---------- Data provided

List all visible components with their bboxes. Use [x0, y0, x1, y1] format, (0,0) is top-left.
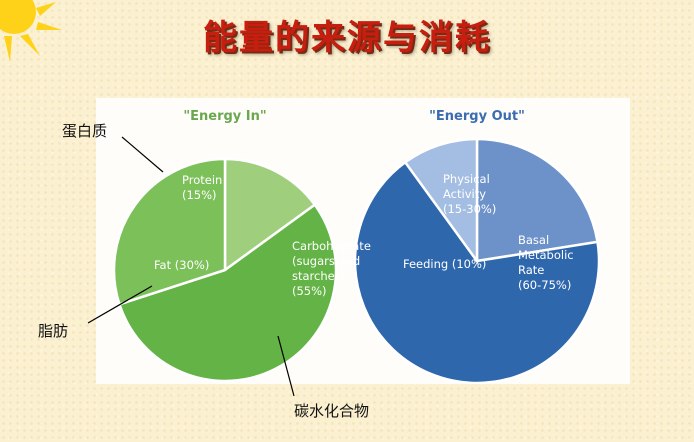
pie-slice-carbohydrate: [117, 203, 338, 383]
protein-leader-line: [121, 136, 164, 173]
carbohydrate-annotation: 碳水化合物: [294, 402, 370, 420]
pie-charts: "Energy In" "Energy Out" Protein (15%) Car…: [112, 109, 601, 384]
slice-label-basal-metabolic-rate: Basal Metabolic Rate (60-75%): [518, 233, 574, 292]
sun-icon: [0, 0, 62, 62]
slice-label-feeding: Feeding (10%): [403, 257, 486, 271]
pie-slice-fat: [112, 157, 227, 306]
energy-in-title: "Energy In": [183, 109, 266, 124]
protein-annotation: 蛋白质: [62, 122, 108, 140]
pie-slice-feeding: [403, 137, 479, 265]
slice-label-fat: Fat (30%): [154, 258, 209, 272]
page-title: 能量的来源与消耗: [203, 18, 491, 58]
fat-leader-line: [87, 285, 153, 324]
carbohydrate-leader-line: [277, 335, 295, 397]
pie-slice-physical-activity: [475, 137, 599, 263]
chart-panel: "Energy In" "Energy Out" Protein (15%) Car…: [96, 98, 630, 384]
slice-label-physical-activity: Physical Activity (15-30%): [443, 172, 496, 216]
slice-label-carbohydrate: Carbohydrate (sugars and starches) (55%): [292, 239, 371, 298]
energy-out-title: "Energy Out": [429, 109, 525, 124]
fat-annotation: 脂肪: [38, 322, 69, 340]
slice-label-protein: Protein (15%): [182, 173, 222, 202]
pie-slice-protein: [223, 157, 317, 273]
pie-slice-basal-metabolic-rate: [353, 160, 601, 384]
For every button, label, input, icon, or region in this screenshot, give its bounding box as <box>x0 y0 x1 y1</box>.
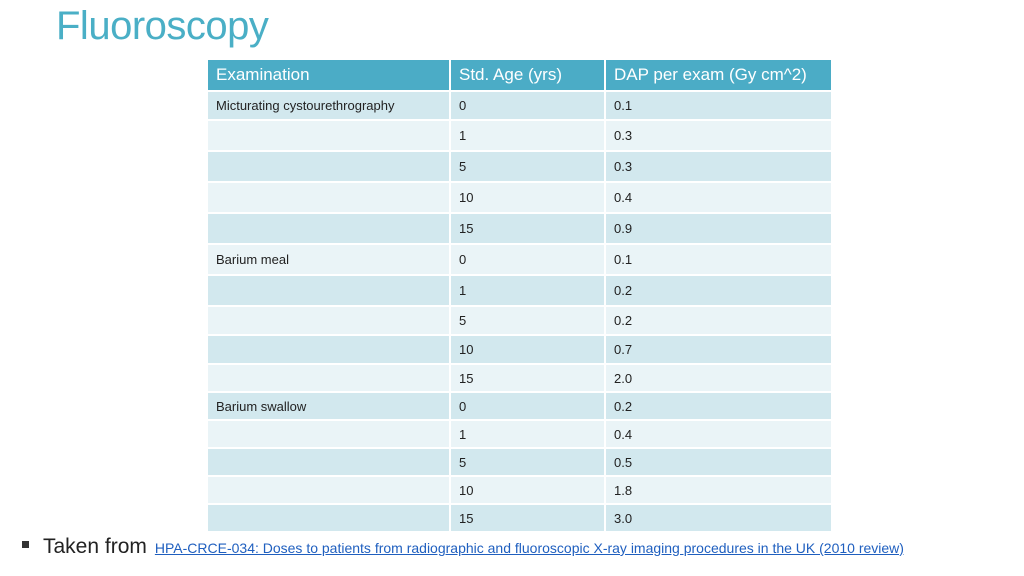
table-row: Micturating cystourethrography 0 0.1 <box>208 90 831 119</box>
cell-std-age: 15 <box>451 363 606 391</box>
cell-examination: Barium meal <box>208 243 451 274</box>
table-row: Barium meal 0 0.1 <box>208 243 831 274</box>
table-row: 10 0.7 <box>208 334 831 363</box>
table-row: Barium swallow 0 0.2 <box>208 391 831 419</box>
cell-std-age: 0 <box>451 243 606 274</box>
table-header-row: Examination Std. Age (yrs) DAP per exam … <box>208 60 831 90</box>
table-row: 1 0.4 <box>208 419 831 447</box>
cell-dap: 0.1 <box>606 90 831 119</box>
header-dap: DAP per exam (Gy cm^2) <box>606 60 831 90</box>
cell-examination <box>208 475 451 503</box>
cell-examination: Barium swallow <box>208 391 451 419</box>
table-row: 5 0.5 <box>208 447 831 475</box>
cell-dap: 3.0 <box>606 503 831 531</box>
cell-dap: 0.2 <box>606 274 831 305</box>
cell-dap: 0.3 <box>606 150 831 181</box>
cell-std-age: 5 <box>451 447 606 475</box>
cell-std-age: 10 <box>451 334 606 363</box>
cell-dap: 0.2 <box>606 305 831 334</box>
cell-std-age: 10 <box>451 475 606 503</box>
source-lead: Taken from <box>43 535 147 558</box>
table-row: 15 2.0 <box>208 363 831 391</box>
cell-examination <box>208 334 451 363</box>
cell-std-age: 5 <box>451 150 606 181</box>
cell-examination <box>208 181 451 212</box>
cell-examination <box>208 503 451 531</box>
header-std-age: Std. Age (yrs) <box>451 60 606 90</box>
cell-dap: 0.4 <box>606 181 831 212</box>
cell-examination <box>208 447 451 475</box>
cell-examination <box>208 363 451 391</box>
cell-examination <box>208 150 451 181</box>
cell-std-age: 15 <box>451 212 606 243</box>
table-row: 15 0.9 <box>208 212 831 243</box>
cell-dap: 0.7 <box>606 334 831 363</box>
cell-examination <box>208 305 451 334</box>
cell-dap: 0.9 <box>606 212 831 243</box>
cell-std-age: 0 <box>451 391 606 419</box>
cell-examination <box>208 274 451 305</box>
cell-dap: 0.3 <box>606 119 831 150</box>
cell-std-age: 1 <box>451 274 606 305</box>
dose-table: Examination Std. Age (yrs) DAP per exam … <box>208 60 831 531</box>
cell-std-age: 5 <box>451 305 606 334</box>
cell-std-age: 10 <box>451 181 606 212</box>
cell-examination <box>208 419 451 447</box>
cell-dap: 0.4 <box>606 419 831 447</box>
cell-std-age: 0 <box>451 90 606 119</box>
cell-examination <box>208 212 451 243</box>
table-row: 5 0.2 <box>208 305 831 334</box>
source-link[interactable]: HPA-CRCE-034: Doses to patients from rad… <box>154 540 904 556</box>
table-row: 15 3.0 <box>208 503 831 531</box>
cell-dap: 0.1 <box>606 243 831 274</box>
cell-std-age: 1 <box>451 419 606 447</box>
cell-dap: 0.2 <box>606 391 831 419</box>
source-note: Taken from HPA-CRCE-034: Doses to patien… <box>22 535 904 559</box>
cell-dap: 2.0 <box>606 363 831 391</box>
cell-examination: Micturating cystourethrography <box>208 90 451 119</box>
cell-examination <box>208 119 451 150</box>
table-body: Micturating cystourethrography 0 0.1 1 0.3 5 0… <box>208 90 831 531</box>
table-row: 10 0.4 <box>208 181 831 212</box>
bullet-icon <box>22 541 29 548</box>
cell-std-age: 15 <box>451 503 606 531</box>
table-row: 1 0.2 <box>208 274 831 305</box>
table-row: 5 0.3 <box>208 150 831 181</box>
cell-std-age: 1 <box>451 119 606 150</box>
table-row: 1 0.3 <box>208 119 831 150</box>
cell-dap: 1.8 <box>606 475 831 503</box>
header-examination: Examination <box>208 60 451 90</box>
cell-dap: 0.5 <box>606 447 831 475</box>
table-row: 10 1.8 <box>208 475 831 503</box>
slide-title: Fluoroscopy <box>56 4 269 48</box>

--------------------

Aim of the task
A single number is needed: how many lines of the material contain the word "title".

Exercise answer
4